**Material supplied**:
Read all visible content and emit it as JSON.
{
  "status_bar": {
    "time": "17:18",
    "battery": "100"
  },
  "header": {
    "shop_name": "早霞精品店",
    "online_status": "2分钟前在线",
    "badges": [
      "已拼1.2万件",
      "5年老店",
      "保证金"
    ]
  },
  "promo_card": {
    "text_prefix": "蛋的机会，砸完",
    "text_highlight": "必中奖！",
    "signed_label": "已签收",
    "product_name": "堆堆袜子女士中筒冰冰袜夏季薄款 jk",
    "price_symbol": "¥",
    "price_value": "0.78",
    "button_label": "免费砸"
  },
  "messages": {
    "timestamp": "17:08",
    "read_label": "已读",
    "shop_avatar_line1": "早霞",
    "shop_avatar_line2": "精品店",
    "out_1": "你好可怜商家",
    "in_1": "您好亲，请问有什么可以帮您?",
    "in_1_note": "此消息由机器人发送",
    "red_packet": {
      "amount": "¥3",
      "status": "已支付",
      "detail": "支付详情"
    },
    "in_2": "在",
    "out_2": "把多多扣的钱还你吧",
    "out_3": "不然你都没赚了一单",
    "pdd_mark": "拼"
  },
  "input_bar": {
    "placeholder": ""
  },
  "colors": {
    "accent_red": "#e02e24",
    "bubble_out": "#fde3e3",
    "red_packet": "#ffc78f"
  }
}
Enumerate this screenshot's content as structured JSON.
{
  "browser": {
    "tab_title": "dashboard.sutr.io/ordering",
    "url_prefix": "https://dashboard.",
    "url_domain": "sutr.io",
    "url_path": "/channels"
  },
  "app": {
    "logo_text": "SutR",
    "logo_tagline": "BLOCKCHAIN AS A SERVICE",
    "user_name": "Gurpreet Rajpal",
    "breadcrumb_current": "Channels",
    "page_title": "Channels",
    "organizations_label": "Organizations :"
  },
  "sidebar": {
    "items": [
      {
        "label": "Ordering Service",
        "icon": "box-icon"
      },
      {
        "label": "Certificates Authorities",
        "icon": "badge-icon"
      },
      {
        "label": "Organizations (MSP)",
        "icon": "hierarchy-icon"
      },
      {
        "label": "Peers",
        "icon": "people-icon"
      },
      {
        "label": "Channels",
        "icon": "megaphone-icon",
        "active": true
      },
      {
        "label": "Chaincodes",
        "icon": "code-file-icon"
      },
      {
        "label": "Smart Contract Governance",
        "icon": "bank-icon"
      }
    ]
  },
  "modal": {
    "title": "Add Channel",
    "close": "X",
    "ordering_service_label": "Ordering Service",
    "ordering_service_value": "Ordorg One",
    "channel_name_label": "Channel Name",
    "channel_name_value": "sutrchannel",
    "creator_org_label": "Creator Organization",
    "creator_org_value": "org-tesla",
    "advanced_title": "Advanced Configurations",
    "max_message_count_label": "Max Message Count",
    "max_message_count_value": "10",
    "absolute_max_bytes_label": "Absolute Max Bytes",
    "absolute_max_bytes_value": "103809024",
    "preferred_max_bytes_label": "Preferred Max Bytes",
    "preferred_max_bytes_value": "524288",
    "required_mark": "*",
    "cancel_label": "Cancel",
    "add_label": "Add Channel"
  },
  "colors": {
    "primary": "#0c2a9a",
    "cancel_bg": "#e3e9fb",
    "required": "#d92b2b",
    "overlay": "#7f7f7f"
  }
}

**Task statement**:
Make an exact copy of every line in the data.

**Task solution**:
Read all visible content and emit it as JSON.
{
  "status_bar": {
    "time": "17:18",
    "battery": "100"
  },
  "header": {
    "shop_name": "早霞精品店",
    "online_status": "2分钟前在线",
    "badges": [
      "已拼1.2万件",
      "5年老店",
      "保证金"
    ]
  },
  "promo_card": {
    "text_prefix": "蛋的机会，砸完",
    "text_highlight": "必中奖！",
    "signed_label": "已签收",
    "product_name": "堆堆袜子女士中筒冰冰袜夏季薄款 jk",
    "price_symbol": "¥",
    "price_value": "0.78",
    "button_label": "免费砸"
  },
  "messages": {
    "timestamp": "17:08",
    "read_label": "已读",
    "shop_avatar_line1": "早霞",
    "shop_avatar_line2": "精品店",
    "out_1": "你好可怜商家",
    "in_1": "您好亲，请问有什么可以帮您?",
    "in_1_note": "此消息由机器人发送",
    "red_packet": {
      "amount": "¥3",
      "status": "已支付",
      "detail": "支付详情"
    },
    "in_2": "在",
    "out_2": "把多多扣的钱还你吧",
    "out_3": "不然你都没赚了一单",
    "pdd_mark": "拼"
  },
  "input_bar": {
    "placeholder": ""
  },
  "colors": {
    "accent_red": "#e02e24",
    "bubble_out": "#fde3e3",
    "red_packet": "#ffc78f"
  }
}
Enumerate this screenshot's content as structured JSON.
{
  "browser": {
    "tab_title": "dashboard.sutr.io/ordering",
    "url_prefix": "https://dashboard.",
    "url_domain": "sutr.io",
    "url_path": "/channels"
  },
  "app": {
    "logo_text": "SutR",
    "logo_tagline": "BLOCKCHAIN AS A SERVICE",
    "user_name": "Gurpreet Rajpal",
    "breadcrumb_current": "Channels",
    "page_title": "Channels",
    "organizations_label": "Organizations :"
  },
  "sidebar": {
    "items": [
      {
        "label": "Ordering Service",
        "icon": "box-icon"
      },
      {
        "label": "Certificates Authorities",
        "icon": "badge-icon"
      },
      {
        "label": "Organizations (MSP)",
        "icon": "hierarchy-icon"
      },
      {
        "label": "Peers",
        "icon": "people-icon"
      },
      {
        "label": "Channels",
        "icon": "megaphone-icon",
        "active": true
      },
      {
        "label": "Chaincodes",
        "icon": "code-file-icon"
      },
      {
        "label": "Smart Contract Governance",
        "icon": "bank-icon"
      }
    ]
  },
  "modal": {
    "title": "Add Channel",
    "close": "X",
    "ordering_service_label": "Ordering Service",
    "ordering_service_value": "Ordorg One",
    "channel_name_label": "Channel Name",
    "channel_name_value": "sutrchannel",
    "creator_org_label": "Creator Organization",
    "creator_org_value": "org-tesla",
    "advanced_title": "Advanced Configurations",
    "max_message_count_label": "Max Message Count",
    "max_message_count_value": "10",
    "absolute_max_bytes_label": "Absolute Max Bytes",
    "absolute_max_bytes_value": "103809024",
    "preferred_max_bytes_label": "Preferred Max Bytes",
    "preferred_max_bytes_value": "524288",
    "required_mark": "*",
    "cancel_label": "Cancel",
    "add_label": "Add Channel"
  },
  "colors": {
    "primary": "#0c2a9a",
    "cancel_bg": "#e3e9fb",
    "required": "#d92b2b",
    "overlay": "#7f7f7f"
  }
}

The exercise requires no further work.